Figure record extracts
━━━━━━━━━━━━━━━━━━━━
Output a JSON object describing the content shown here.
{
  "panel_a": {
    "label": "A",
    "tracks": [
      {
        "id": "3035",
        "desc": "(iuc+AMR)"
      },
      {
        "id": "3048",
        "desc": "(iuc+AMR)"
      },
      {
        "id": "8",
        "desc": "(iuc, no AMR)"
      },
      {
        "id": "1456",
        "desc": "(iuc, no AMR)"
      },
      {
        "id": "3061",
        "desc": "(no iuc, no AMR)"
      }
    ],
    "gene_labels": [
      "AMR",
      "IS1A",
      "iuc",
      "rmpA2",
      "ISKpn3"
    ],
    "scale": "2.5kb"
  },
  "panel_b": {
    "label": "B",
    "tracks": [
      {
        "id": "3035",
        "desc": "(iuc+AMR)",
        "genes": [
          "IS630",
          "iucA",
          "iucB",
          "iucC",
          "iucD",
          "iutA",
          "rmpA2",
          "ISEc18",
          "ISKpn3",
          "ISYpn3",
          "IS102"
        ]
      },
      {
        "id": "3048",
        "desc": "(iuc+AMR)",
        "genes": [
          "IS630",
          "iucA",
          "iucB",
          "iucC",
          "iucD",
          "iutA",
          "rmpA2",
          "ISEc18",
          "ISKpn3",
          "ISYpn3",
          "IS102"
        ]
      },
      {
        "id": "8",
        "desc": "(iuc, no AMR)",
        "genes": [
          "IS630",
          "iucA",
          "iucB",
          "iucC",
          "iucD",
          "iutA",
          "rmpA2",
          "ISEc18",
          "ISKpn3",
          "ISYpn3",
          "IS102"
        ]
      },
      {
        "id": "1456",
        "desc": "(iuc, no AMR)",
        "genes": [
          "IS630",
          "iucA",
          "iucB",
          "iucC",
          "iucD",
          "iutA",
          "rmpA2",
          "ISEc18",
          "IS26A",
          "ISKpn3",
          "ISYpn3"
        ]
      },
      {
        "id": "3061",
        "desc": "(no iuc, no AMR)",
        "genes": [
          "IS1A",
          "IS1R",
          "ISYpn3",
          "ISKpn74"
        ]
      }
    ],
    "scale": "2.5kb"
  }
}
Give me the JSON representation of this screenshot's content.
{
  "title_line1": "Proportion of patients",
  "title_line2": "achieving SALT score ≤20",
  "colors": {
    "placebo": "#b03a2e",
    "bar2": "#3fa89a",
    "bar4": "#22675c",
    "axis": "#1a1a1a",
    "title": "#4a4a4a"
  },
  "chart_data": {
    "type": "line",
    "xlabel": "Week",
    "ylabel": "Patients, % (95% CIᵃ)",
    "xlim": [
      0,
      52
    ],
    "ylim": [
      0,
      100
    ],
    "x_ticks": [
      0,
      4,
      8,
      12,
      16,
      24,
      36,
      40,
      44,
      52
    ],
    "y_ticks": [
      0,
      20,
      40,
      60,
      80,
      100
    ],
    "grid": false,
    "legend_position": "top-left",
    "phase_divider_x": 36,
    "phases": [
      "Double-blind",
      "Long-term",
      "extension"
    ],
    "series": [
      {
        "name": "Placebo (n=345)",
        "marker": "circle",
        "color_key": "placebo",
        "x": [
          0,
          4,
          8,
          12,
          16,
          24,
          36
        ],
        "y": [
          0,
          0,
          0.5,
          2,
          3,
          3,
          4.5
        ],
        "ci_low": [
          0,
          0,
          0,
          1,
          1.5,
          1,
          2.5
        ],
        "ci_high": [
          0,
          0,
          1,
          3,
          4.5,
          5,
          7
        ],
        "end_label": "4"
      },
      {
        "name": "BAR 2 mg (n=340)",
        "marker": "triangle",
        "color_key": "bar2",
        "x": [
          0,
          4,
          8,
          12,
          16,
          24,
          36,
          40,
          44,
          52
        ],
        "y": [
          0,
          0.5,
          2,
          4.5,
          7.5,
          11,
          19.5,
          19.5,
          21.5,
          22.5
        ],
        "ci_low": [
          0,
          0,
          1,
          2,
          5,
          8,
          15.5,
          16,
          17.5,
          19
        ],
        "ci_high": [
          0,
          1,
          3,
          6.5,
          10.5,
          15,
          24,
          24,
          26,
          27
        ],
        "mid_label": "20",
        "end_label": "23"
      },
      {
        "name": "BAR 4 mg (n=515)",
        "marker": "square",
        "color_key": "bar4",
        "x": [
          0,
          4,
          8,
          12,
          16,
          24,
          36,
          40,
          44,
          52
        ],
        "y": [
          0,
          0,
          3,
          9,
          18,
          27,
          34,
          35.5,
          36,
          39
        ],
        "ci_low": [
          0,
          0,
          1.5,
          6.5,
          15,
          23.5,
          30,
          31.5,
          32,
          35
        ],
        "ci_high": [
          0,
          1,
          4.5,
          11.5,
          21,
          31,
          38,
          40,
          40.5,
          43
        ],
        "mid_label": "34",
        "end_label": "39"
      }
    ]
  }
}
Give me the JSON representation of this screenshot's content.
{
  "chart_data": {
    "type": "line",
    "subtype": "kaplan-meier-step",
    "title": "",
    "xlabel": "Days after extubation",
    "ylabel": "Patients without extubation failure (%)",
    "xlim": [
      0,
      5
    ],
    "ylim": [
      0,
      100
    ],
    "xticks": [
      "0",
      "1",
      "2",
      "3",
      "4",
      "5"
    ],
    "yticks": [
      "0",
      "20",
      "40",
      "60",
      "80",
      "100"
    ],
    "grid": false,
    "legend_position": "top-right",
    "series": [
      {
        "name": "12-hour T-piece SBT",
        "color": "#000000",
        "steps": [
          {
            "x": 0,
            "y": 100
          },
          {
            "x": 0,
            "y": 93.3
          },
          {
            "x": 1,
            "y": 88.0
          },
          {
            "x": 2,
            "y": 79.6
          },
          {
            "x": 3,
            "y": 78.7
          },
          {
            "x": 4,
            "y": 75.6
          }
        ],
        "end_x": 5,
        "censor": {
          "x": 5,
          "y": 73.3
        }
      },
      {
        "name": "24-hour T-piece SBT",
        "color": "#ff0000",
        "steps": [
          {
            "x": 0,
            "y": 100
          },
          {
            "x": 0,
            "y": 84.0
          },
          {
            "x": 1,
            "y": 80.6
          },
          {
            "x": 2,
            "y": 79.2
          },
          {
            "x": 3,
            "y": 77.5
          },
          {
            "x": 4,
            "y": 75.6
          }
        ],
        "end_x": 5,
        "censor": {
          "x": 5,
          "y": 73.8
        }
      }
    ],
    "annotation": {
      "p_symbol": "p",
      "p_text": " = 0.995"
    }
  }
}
━━━━━━━━━━━━━━━━━━━━
*What you need to do*. Show the lines from the data above that contain the string "ylabel".

*Answer to this problem*.
    "ylabel": "Patients, % (95% CIᵃ)",
    "ylabel": "Patients without extubation failure (%)",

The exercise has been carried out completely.